(SET TASK)
Look through the listing and locate every line containing the word "author"; copy those lines.

(DATA EXTRACT)
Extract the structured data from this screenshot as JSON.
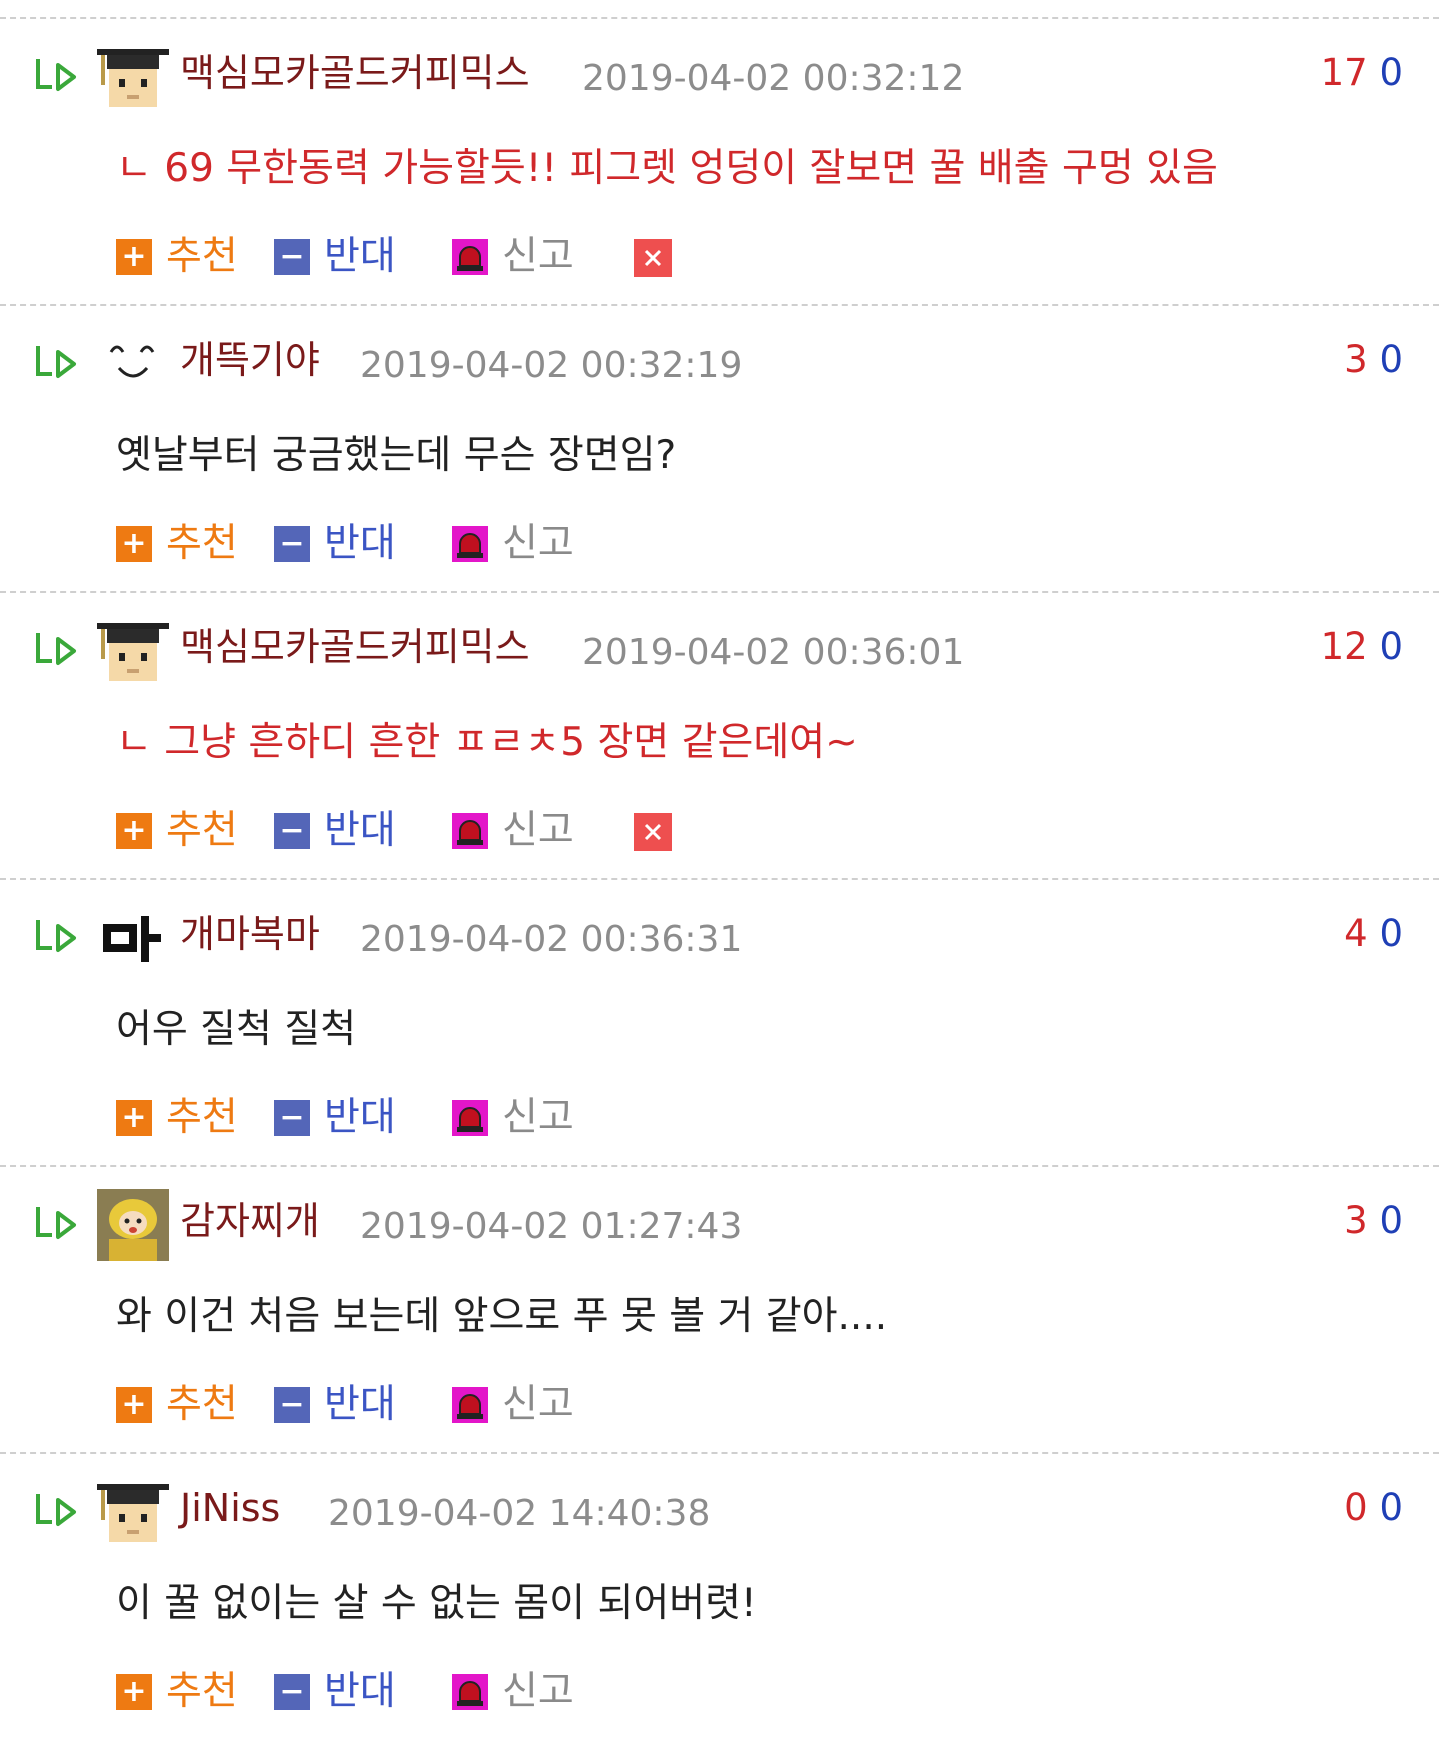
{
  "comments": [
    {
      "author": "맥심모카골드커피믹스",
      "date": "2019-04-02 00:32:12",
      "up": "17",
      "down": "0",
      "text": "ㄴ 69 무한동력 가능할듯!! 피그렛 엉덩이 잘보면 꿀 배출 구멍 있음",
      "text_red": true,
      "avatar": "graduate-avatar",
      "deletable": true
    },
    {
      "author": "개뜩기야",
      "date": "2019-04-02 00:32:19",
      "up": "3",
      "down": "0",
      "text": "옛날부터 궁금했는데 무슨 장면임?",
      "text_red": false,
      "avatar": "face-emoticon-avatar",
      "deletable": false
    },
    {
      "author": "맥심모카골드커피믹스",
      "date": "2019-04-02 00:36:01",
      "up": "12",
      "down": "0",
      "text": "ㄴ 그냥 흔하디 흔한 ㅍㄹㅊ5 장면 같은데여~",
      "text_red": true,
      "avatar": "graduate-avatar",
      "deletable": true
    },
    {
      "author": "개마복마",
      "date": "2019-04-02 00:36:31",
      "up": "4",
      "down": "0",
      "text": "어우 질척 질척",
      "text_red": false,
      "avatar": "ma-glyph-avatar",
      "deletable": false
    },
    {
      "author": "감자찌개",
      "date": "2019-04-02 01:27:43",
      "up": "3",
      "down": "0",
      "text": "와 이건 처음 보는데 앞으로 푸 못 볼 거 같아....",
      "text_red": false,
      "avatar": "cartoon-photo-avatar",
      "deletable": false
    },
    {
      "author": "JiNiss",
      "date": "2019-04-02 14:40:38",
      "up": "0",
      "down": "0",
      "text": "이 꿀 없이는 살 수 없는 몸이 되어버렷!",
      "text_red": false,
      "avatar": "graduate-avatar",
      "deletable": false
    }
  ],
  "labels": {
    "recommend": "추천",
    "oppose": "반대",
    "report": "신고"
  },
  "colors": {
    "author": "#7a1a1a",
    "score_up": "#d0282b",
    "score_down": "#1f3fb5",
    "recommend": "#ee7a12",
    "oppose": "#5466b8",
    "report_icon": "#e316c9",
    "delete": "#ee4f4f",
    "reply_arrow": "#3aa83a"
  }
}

(RESPONSE)
      "author": "맥심모카골드커피믹스",
      "author": "개뜩기야",
      "author": "맥심모카골드커피믹스",
      "author": "개마복마",
      "author": "감자찌개",
      "author": "JiNiss",
    "author": "#7a1a1a",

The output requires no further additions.